- [Page text dataset records]
□ □ □

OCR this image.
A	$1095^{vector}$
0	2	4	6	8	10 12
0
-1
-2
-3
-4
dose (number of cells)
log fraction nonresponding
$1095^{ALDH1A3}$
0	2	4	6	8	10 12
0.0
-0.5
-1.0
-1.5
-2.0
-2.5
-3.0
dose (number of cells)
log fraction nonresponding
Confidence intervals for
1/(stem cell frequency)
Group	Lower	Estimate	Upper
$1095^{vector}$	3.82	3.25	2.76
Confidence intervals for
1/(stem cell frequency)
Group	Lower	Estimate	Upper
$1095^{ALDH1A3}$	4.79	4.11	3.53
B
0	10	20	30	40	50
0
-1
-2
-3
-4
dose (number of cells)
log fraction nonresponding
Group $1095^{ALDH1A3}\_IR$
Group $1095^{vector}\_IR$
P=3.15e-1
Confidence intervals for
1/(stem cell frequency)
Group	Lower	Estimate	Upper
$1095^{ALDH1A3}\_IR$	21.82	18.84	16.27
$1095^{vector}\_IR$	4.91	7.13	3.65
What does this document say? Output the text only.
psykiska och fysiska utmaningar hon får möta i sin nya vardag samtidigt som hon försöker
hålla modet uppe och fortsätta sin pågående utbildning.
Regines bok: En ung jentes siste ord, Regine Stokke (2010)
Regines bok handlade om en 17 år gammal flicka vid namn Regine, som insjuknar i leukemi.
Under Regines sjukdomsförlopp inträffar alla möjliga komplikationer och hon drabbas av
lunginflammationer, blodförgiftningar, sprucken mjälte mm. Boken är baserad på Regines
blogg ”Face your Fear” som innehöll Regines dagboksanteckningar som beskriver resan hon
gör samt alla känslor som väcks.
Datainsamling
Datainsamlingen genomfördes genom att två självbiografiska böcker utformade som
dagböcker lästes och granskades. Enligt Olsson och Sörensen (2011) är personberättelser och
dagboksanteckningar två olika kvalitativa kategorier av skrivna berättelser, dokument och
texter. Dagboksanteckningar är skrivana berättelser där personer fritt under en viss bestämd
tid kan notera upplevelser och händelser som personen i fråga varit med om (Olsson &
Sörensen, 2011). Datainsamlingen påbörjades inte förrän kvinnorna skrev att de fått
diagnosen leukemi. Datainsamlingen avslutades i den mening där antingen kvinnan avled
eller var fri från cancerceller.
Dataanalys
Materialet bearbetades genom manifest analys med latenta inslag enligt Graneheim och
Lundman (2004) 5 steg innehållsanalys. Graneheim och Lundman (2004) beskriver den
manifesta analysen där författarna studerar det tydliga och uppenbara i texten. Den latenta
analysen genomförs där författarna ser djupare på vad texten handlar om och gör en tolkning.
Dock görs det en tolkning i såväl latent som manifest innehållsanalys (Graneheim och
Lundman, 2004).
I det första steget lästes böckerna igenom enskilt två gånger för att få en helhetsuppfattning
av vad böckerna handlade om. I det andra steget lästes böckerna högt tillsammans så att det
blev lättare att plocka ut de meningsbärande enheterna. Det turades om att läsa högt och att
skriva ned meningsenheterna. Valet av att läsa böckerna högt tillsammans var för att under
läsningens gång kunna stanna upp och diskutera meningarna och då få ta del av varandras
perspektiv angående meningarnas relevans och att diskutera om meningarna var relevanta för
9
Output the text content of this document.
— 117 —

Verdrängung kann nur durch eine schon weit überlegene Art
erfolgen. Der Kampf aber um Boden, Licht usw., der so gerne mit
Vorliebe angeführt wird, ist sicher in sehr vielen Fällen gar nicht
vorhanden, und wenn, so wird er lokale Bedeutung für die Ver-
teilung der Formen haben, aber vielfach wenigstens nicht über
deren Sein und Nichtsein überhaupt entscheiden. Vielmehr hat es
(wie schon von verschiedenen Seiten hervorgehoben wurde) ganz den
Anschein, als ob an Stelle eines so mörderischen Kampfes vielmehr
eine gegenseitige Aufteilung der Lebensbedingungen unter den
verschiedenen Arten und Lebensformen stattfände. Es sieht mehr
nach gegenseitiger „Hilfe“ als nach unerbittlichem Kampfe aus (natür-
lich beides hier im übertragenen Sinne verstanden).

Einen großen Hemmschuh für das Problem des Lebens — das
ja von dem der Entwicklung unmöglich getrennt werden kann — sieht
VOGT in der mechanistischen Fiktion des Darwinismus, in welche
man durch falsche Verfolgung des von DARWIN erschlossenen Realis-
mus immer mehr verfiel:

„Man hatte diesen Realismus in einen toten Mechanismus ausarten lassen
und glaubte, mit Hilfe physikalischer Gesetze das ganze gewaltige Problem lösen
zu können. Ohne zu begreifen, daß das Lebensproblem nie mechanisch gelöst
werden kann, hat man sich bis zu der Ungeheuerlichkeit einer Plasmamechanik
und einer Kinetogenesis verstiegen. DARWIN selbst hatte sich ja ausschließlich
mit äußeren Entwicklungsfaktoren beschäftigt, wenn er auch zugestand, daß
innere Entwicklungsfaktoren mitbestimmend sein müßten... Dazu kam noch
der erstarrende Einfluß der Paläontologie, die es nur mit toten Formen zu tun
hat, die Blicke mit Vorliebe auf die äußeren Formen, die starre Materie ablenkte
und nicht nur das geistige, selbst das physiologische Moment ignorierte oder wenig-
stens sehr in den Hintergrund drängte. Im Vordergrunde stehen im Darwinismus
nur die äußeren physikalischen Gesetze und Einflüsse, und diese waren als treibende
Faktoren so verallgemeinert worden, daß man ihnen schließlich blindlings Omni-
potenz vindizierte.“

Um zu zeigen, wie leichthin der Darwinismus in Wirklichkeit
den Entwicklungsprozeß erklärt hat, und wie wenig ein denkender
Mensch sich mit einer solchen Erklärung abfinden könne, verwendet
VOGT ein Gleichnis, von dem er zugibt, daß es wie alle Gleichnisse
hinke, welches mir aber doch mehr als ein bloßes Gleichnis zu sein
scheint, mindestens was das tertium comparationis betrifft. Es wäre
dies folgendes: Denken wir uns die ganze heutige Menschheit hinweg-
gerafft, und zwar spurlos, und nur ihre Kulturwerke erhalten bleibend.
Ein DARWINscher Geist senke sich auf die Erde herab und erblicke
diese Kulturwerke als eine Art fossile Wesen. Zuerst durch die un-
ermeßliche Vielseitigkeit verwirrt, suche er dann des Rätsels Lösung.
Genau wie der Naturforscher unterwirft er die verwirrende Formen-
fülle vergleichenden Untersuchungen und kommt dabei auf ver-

□ □ □

- [REQUIRED ACTION] Output each entry exactly as written, leaving none out.

- [ANSWER BELOW]
OCR this image.
A	$1095^{vector}$
0	2	4	6	8	10 12
0
-1
-2
-3
-4
dose (number of cells)
log fraction nonresponding
$1095^{ALDH1A3}$
0	2	4	6	8	10 12
0.0
-0.5
-1.0
-1.5
-2.0
-2.5
-3.0
dose (number of cells)
log fraction nonresponding
Confidence intervals for
1/(stem cell frequency)
Group	Lower	Estimate	Upper
$1095^{vector}$	3.82	3.25	2.76
Confidence intervals for
1/(stem cell frequency)
Group	Lower	Estimate	Upper
$1095^{ALDH1A3}$	4.79	4.11	3.53
B
0	10	20	30	40	50
0
-1
-2
-3
-4
dose (number of cells)
log fraction nonresponding
Group $1095^{ALDH1A3}\_IR$
Group $1095^{vector}\_IR$
P=3.15e-1
Confidence intervals for
1/(stem cell frequency)
Group	Lower	Estimate	Upper
$1095^{ALDH1A3}\_IR$	21.82	18.84	16.27
$1095^{vector}\_IR$	4.91	7.13	3.65
What does this document say? Output the text only.
psykiska och fysiska utmaningar hon får möta i sin nya vardag samtidigt som hon försöker
hålla modet uppe och fortsätta sin pågående utbildning.
Regines bok: En ung jentes siste ord, Regine Stokke (2010)
Regines bok handlade om en 17 år gammal flicka vid namn Regine, som insjuknar i leukemi.
Under Regines sjukdomsförlopp inträffar alla möjliga komplikationer och hon drabbas av
lunginflammationer, blodförgiftningar, sprucken mjälte mm. Boken är baserad på Regines
blogg ”Face your Fear” som innehöll Regines dagboksanteckningar som beskriver resan hon
gör samt alla känslor som väcks.
Datainsamling
Datainsamlingen genomfördes genom att två självbiografiska böcker utformade som
dagböcker lästes och granskades. Enligt Olsson och Sörensen (2011) är personberättelser och
dagboksanteckningar två olika kvalitativa kategorier av skrivna berättelser, dokument och
texter. Dagboksanteckningar är skrivana berättelser där personer fritt under en viss bestämd
tid kan notera upplevelser och händelser som personen i fråga varit med om (Olsson &
Sörensen, 2011). Datainsamlingen påbörjades inte förrän kvinnorna skrev att de fått
diagnosen leukemi. Datainsamlingen avslutades i den mening där antingen kvinnan avled
eller var fri från cancerceller.
Dataanalys
Materialet bearbetades genom manifest analys med latenta inslag enligt Graneheim och
Lundman (2004) 5 steg innehållsanalys. Graneheim och Lundman (2004) beskriver den
manifesta analysen där författarna studerar det tydliga och uppenbara i texten. Den latenta
analysen genomförs där författarna ser djupare på vad texten handlar om och gör en tolkning.
Dock görs det en tolkning i såväl latent som manifest innehållsanalys (Graneheim och
Lundman, 2004).
I det första steget lästes böckerna igenom enskilt två gånger för att få en helhetsuppfattning
av vad böckerna handlade om. I det andra steget lästes böckerna högt tillsammans så att det
blev lättare att plocka ut de meningsbärande enheterna. Det turades om att läsa högt och att
skriva ned meningsenheterna. Valet av att läsa böckerna högt tillsammans var för att under
läsningens gång kunna stanna upp och diskutera meningarna och då få ta del av varandras
perspektiv angående meningarnas relevans och att diskutera om meningarna var relevanta för
9
Output the text content of this document.
— 117 —

Verdrängung kann nur durch eine schon weit überlegene Art
erfolgen. Der Kampf aber um Boden, Licht usw., der so gerne mit
Vorliebe angeführt wird, ist sicher in sehr vielen Fällen gar nicht
vorhanden, und wenn, so wird er lokale Bedeutung für die Ver-
teilung der Formen haben, aber vielfach wenigstens nicht über
deren Sein und Nichtsein überhaupt entscheiden. Vielmehr hat es
(wie schon von verschiedenen Seiten hervorgehoben wurde) ganz den
Anschein, als ob an Stelle eines so mörderischen Kampfes vielmehr
eine gegenseitige Aufteilung der Lebensbedingungen unter den
verschiedenen Arten und Lebensformen stattfände. Es sieht mehr
nach gegenseitiger „Hilfe“ als nach unerbittlichem Kampfe aus (natür-
lich beides hier im übertragenen Sinne verstanden).

Einen großen Hemmschuh für das Problem des Lebens — das
ja von dem der Entwicklung unmöglich getrennt werden kann — sieht
VOGT in der mechanistischen Fiktion des Darwinismus, in welche
man durch falsche Verfolgung des von DARWIN erschlossenen Realis-
mus immer mehr verfiel:

„Man hatte diesen Realismus in einen toten Mechanismus ausarten lassen
und glaubte, mit Hilfe physikalischer Gesetze das ganze gewaltige Problem lösen
zu können. Ohne zu begreifen, daß das Lebensproblem nie mechanisch gelöst
werden kann, hat man sich bis zu der Ungeheuerlichkeit einer Plasmamechanik
und einer Kinetogenesis verstiegen. DARWIN selbst hatte sich ja ausschließlich
mit äußeren Entwicklungsfaktoren beschäftigt, wenn er auch zugestand, daß
innere Entwicklungsfaktoren mitbestimmend sein müßten... Dazu kam noch
der erstarrende Einfluß der Paläontologie, die es nur mit toten Formen zu tun
hat, die Blicke mit Vorliebe auf die äußeren Formen, die starre Materie ablenkte
und nicht nur das geistige, selbst das physiologische Moment ignorierte oder wenig-
stens sehr in den Hintergrund drängte. Im Vordergrunde stehen im Darwinismus
nur die äußeren physikalischen Gesetze und Einflüsse, und diese waren als treibende
Faktoren so verallgemeinert worden, daß man ihnen schließlich blindlings Omni-
potenz vindizierte.“

Um zu zeigen, wie leichthin der Darwinismus in Wirklichkeit
den Entwicklungsprozeß erklärt hat, und wie wenig ein denkender
Mensch sich mit einer solchen Erklärung abfinden könne, verwendet
VOGT ein Gleichnis, von dem er zugibt, daß es wie alle Gleichnisse
hinke, welches mir aber doch mehr als ein bloßes Gleichnis zu sein
scheint, mindestens was das tertium comparationis betrifft. Es wäre
dies folgendes: Denken wir uns die ganze heutige Menschheit hinweg-
gerafft, und zwar spurlos, und nur ihre Kulturwerke erhalten bleibend.
Ein DARWINscher Geist senke sich auf die Erde herab und erblicke
diese Kulturwerke als eine Art fossile Wesen. Zuerst durch die un-
ermeßliche Vielseitigkeit verwirrt, suche er dann des Rätsels Lösung.
Genau wie der Naturforscher unterwirft er die verwirrende Formen-
fülle vergleichenden Untersuchungen und kommt dabei auf ver-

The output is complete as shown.